▶ REQUIRED TASK
Your task is to repeat the entries exactly. Leave the pictures out.

▶ INPUT DATA
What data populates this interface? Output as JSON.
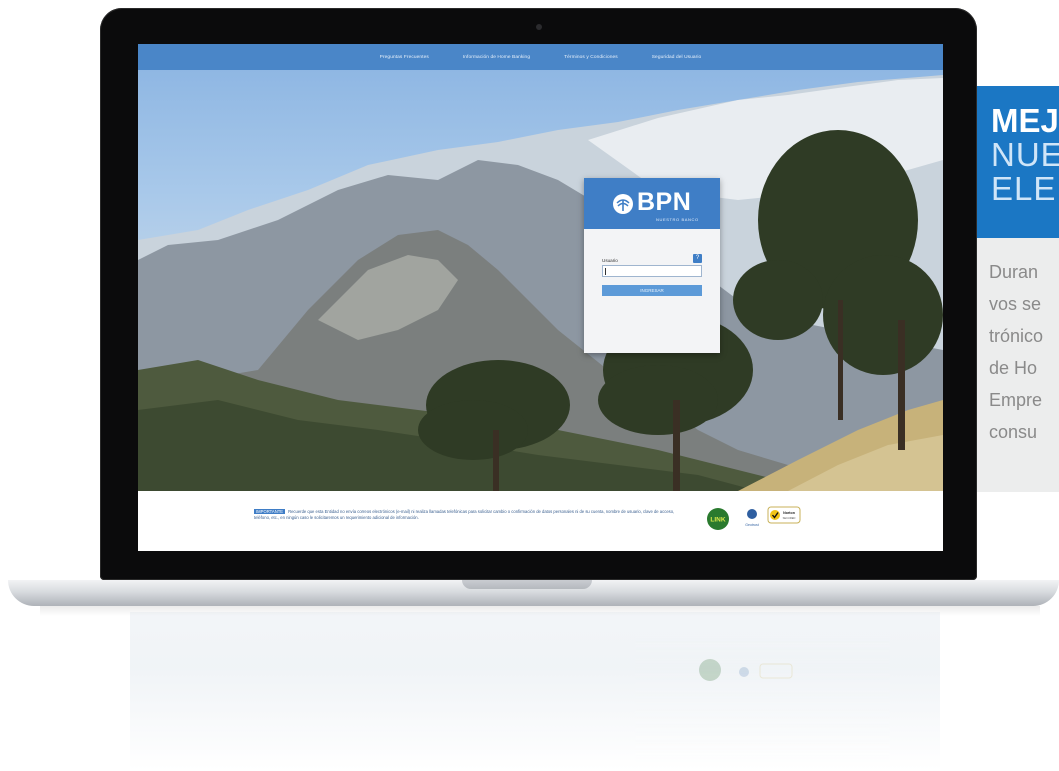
{
  "nav": {
    "items": [
      "Preguntas Frecuentes",
      "Información de Home Banking",
      "Términos y Condiciones",
      "Seguridad del Usuario"
    ]
  },
  "login": {
    "logo_text": "BPN",
    "logo_subtitle": "NUESTRO BANCO",
    "user_label": "Usuario",
    "help_label": "?",
    "submit_label": "INGRESAR"
  },
  "footer": {
    "notice_tag": "IMPORTANTE",
    "notice_text": "Recuerde que esta Entidad no envía correos electrónicos (e-mail) ni realiza llamadas telefónicas para solicitar cambio o confirmación de datos personales ni de su cuenta, nombre de usuario, clave de acceso, teléfono, etc., en ningún caso le solicitaremos un requerimiento adicional de información.",
    "badges": [
      "LINK",
      "Geotrust",
      "Norton SECURED"
    ]
  },
  "promo": {
    "title_line1": "MEJ",
    "title_line2": "NUE",
    "title_line3": "ELE",
    "body_lines": [
      "Duran",
      "vos se",
      "trónico",
      "de Ho",
      "Empre",
      "consu"
    ]
  },
  "colors": {
    "brand_blue": "#3f7ec6",
    "nav_blue": "#4a86c8",
    "promo_blue": "#1b77c4"
  }
}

▶ OUTPUT FOR THIS TASK
What data populates this interface? Output as JSON.
{
  "nav": {
    "items": [
      "Preguntas Frecuentes",
      "Información de Home Banking",
      "Términos y Condiciones",
      "Seguridad del Usuario"
    ]
  },
  "login": {
    "logo_text": "BPN",
    "logo_subtitle": "NUESTRO BANCO",
    "user_label": "Usuario",
    "help_label": "?",
    "submit_label": "INGRESAR"
  },
  "footer": {
    "notice_tag": "IMPORTANTE",
    "notice_text": "Recuerde que esta Entidad no envía correos electrónicos (e-mail) ni realiza llamadas telefónicas para solicitar cambio o confirmación de datos personales ni de su cuenta, nombre de usuario, clave de acceso, teléfono, etc., en ningún caso le solicitaremos un requerimiento adicional de información.",
    "badges": [
      "LINK",
      "Geotrust",
      "Norton SECURED"
    ]
  },
  "promo": {
    "title_line1": "MEJ",
    "title_line2": "NUE",
    "title_line3": "ELE",
    "body_lines": [
      "Duran",
      "vos se",
      "trónico",
      "de Ho",
      "Empre",
      "consu"
    ]
  },
  "colors": {
    "brand_blue": "#3f7ec6",
    "nav_blue": "#4a86c8",
    "promo_blue": "#1b77c4"
  }
}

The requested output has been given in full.